**THE PROBLEM**: Quote the records that follow in full and exactly; leave out the pictures.

**AVAILABLE DATA**:

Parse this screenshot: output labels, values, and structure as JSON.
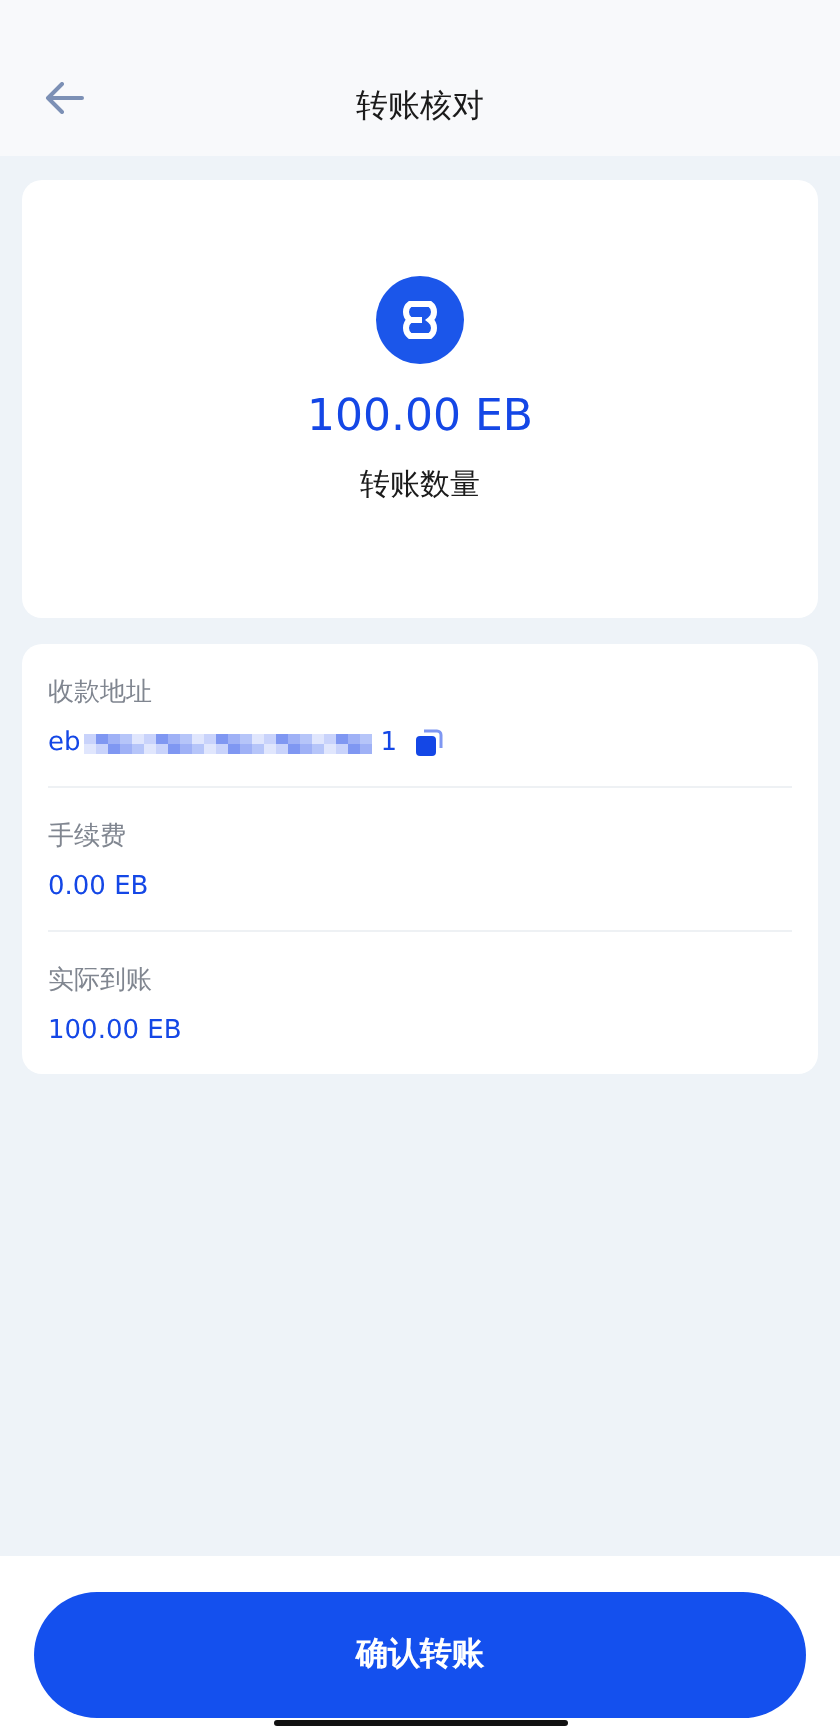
{
  "header": {
    "title": "转账核对"
  },
  "summary": {
    "amount": "100.00 EB",
    "label": "转账数量"
  },
  "details": [
    {
      "kind": "address",
      "label": "收款地址",
      "value_start": "eb",
      "value_end": "1"
    },
    {
      "kind": "text",
      "label": "手续费",
      "value": "0.00 EB"
    },
    {
      "kind": "text",
      "label": "实际到账",
      "value": "100.00 EB"
    }
  ],
  "confirm_button": "确认转账"
}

**THE SOLUTION**:
Parse this screenshot: output labels, values, and structure as JSON.
{
  "header": {
    "title": "转账核对"
  },
  "summary": {
    "amount": "100.00 EB",
    "label": "转账数量"
  },
  "details": [
    {
      "kind": "address",
      "label": "收款地址",
      "value_start": "eb",
      "value_end": "1"
    },
    {
      "kind": "text",
      "label": "手续费",
      "value": "0.00 EB"
    },
    {
      "kind": "text",
      "label": "实际到账",
      "value": "100.00 EB"
    }
  ],
  "confirm_button": "确认转账"
}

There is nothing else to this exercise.